- DATASET RECORDS:
........
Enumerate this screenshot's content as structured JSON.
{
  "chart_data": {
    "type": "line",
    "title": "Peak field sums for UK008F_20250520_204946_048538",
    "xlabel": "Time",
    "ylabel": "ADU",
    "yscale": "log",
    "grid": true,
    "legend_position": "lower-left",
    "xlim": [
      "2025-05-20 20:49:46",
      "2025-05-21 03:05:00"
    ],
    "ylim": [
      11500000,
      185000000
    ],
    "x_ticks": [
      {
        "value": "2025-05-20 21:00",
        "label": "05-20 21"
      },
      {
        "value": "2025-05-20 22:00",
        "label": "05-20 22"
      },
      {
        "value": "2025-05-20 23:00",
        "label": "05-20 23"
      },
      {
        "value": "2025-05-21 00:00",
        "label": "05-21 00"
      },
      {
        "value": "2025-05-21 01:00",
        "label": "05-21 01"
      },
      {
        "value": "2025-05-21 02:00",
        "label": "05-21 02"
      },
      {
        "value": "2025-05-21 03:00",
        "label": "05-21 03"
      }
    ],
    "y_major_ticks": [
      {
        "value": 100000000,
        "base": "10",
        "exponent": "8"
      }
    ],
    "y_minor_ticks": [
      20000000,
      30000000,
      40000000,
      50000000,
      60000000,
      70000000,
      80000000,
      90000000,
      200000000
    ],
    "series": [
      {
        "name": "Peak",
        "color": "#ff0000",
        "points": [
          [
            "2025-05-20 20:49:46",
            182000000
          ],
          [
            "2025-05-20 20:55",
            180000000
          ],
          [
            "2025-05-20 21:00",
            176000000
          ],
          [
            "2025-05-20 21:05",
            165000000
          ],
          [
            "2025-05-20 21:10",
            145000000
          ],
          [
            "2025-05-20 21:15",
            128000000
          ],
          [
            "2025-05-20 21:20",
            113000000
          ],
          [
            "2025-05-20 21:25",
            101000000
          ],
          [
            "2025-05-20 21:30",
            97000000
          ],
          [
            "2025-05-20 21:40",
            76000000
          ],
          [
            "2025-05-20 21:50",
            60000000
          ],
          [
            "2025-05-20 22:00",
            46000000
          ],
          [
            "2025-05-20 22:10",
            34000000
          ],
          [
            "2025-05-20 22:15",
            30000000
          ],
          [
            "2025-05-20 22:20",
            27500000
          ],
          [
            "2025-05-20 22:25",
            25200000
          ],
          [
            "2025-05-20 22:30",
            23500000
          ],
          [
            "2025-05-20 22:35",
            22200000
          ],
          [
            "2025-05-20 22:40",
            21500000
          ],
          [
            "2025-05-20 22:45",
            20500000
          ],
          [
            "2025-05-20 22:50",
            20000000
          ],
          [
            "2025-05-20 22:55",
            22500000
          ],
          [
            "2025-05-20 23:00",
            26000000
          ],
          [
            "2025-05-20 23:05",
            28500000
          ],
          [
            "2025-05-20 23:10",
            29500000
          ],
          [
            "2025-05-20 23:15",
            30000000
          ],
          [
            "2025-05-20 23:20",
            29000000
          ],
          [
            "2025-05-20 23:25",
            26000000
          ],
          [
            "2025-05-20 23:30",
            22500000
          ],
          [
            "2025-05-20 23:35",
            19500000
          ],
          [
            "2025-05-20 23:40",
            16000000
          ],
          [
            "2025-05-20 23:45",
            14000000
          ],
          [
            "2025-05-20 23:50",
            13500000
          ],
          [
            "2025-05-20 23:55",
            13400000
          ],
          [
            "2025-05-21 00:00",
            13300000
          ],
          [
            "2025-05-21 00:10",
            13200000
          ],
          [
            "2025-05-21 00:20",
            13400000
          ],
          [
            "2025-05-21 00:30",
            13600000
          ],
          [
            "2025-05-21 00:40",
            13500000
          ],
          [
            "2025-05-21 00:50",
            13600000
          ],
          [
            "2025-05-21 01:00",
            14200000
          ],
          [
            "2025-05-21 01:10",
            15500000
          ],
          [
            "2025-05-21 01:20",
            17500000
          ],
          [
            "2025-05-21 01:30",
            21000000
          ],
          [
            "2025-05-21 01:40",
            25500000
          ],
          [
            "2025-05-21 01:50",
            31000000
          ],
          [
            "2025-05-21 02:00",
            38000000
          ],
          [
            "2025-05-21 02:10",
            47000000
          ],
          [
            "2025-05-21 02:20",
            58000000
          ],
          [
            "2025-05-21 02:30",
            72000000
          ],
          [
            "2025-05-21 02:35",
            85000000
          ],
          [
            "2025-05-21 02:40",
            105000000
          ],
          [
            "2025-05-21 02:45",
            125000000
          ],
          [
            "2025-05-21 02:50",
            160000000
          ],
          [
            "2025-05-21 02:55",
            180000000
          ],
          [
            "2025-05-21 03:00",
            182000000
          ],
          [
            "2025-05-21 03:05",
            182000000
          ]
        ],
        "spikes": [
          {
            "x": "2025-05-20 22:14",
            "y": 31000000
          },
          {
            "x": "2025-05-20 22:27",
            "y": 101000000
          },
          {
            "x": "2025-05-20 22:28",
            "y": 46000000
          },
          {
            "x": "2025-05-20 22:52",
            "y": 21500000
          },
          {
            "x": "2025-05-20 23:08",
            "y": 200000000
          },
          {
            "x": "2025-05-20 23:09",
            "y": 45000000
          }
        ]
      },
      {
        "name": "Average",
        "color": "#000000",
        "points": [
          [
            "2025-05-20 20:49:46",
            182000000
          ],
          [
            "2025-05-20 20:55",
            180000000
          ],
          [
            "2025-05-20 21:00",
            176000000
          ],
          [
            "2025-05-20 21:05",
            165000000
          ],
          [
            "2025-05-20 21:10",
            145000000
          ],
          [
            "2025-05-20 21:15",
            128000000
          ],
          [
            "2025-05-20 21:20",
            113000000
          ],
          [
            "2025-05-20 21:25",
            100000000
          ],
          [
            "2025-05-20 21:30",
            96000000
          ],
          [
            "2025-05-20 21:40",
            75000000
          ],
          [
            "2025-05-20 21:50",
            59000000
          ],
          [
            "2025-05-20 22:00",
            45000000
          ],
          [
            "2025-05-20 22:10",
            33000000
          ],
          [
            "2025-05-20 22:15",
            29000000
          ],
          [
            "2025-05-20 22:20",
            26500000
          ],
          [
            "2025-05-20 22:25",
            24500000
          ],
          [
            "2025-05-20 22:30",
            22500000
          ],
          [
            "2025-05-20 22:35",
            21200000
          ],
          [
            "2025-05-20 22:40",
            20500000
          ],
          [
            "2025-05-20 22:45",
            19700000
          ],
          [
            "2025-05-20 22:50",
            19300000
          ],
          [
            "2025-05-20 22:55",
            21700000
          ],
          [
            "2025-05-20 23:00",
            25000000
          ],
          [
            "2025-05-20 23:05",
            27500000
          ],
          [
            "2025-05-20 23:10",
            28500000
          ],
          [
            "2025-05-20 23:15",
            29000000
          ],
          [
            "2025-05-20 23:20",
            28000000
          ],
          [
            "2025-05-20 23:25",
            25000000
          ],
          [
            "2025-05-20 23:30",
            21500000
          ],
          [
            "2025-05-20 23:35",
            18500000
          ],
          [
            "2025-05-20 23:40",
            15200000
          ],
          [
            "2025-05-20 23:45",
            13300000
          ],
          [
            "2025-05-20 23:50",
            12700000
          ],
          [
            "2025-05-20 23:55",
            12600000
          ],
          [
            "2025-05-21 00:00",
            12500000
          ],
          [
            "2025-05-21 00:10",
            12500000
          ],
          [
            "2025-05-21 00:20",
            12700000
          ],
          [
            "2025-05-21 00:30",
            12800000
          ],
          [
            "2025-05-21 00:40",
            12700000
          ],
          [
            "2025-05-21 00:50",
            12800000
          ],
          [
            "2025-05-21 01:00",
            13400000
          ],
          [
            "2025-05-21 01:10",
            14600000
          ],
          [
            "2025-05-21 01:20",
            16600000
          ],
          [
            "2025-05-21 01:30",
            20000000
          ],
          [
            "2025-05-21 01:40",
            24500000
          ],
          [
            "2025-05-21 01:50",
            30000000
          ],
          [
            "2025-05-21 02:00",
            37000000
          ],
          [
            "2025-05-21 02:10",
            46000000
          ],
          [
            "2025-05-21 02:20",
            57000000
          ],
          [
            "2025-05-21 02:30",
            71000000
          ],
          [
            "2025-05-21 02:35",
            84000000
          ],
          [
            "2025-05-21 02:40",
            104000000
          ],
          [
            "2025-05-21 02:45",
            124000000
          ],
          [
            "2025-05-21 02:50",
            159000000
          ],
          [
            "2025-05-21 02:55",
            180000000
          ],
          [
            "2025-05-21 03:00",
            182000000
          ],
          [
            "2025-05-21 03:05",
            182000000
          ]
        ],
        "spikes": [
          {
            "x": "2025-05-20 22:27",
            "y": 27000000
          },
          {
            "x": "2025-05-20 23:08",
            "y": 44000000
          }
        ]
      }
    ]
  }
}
........
- WHAT THE EXERCISE ASKS:
Pull every line holding "Peak" out of the records.

- ANSWER:
    "title": "Peak field sums for UK008F_20250520_204946_048538",
        "name": "Peak",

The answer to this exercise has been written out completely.